WORK REQUIRED
Every line below that holds the string "right" should be copied out.

DATA ENTRIES
+++

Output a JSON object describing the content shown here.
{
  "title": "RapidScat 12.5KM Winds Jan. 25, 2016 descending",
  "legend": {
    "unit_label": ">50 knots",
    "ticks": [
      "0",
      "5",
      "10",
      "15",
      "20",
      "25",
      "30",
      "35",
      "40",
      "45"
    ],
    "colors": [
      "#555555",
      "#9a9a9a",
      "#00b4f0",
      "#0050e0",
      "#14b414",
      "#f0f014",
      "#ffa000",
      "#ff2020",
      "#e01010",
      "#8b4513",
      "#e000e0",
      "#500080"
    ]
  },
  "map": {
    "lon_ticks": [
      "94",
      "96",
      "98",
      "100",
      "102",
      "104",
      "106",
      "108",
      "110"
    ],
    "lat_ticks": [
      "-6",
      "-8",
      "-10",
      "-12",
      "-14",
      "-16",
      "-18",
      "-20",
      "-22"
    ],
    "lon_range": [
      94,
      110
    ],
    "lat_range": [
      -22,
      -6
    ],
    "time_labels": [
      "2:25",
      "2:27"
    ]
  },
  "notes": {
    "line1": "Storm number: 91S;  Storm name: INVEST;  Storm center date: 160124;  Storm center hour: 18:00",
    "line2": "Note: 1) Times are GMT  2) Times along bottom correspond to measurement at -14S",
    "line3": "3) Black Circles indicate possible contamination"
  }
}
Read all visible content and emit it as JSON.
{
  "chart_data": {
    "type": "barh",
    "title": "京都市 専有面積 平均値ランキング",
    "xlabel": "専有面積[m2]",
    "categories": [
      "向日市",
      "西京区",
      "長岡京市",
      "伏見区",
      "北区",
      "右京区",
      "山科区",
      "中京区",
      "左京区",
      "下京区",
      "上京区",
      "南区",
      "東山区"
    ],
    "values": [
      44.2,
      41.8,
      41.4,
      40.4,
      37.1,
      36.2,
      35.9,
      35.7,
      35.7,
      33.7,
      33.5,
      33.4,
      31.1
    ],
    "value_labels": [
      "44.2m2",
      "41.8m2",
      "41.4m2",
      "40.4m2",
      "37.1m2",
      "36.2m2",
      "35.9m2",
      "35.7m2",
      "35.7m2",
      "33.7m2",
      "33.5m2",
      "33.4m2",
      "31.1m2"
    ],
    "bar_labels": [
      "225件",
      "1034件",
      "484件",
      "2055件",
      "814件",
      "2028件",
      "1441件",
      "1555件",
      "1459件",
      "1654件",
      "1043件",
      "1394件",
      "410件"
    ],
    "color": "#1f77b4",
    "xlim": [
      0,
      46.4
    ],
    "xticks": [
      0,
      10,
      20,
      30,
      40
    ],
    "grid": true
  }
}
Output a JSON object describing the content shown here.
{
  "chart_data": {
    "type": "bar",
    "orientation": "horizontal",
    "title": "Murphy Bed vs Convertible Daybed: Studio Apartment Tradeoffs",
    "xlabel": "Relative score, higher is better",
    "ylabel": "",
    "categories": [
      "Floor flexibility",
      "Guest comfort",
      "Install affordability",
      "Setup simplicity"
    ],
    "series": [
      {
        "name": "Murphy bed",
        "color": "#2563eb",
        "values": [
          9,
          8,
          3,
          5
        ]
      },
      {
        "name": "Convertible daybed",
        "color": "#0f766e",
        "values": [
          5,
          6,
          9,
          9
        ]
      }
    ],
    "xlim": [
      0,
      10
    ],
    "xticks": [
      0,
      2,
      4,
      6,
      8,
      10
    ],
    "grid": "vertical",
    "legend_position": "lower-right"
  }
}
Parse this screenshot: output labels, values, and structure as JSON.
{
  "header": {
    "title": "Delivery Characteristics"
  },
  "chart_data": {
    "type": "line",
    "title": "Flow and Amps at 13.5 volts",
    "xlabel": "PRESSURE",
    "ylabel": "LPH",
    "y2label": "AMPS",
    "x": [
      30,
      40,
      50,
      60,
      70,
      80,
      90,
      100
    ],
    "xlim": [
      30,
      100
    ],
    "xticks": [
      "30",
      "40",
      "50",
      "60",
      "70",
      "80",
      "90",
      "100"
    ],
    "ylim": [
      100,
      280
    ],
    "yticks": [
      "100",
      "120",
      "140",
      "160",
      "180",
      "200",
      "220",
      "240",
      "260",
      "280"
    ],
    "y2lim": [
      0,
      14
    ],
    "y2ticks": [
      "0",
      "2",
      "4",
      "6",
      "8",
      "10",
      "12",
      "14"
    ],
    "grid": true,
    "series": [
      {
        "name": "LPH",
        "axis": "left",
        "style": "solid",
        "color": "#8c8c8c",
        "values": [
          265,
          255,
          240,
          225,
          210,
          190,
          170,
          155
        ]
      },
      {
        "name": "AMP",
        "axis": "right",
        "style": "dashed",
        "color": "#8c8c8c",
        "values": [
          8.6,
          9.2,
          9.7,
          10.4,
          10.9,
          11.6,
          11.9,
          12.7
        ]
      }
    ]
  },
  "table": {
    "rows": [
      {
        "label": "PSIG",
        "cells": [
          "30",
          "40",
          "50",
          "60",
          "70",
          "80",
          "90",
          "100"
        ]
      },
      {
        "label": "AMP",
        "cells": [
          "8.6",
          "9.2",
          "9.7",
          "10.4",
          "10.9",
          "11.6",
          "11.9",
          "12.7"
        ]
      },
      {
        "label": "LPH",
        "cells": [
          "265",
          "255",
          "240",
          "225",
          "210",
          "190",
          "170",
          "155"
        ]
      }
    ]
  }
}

+++

ANSWER TO THIS EXERCISE
    "legend_position": "lower-right"
        "axis": "right",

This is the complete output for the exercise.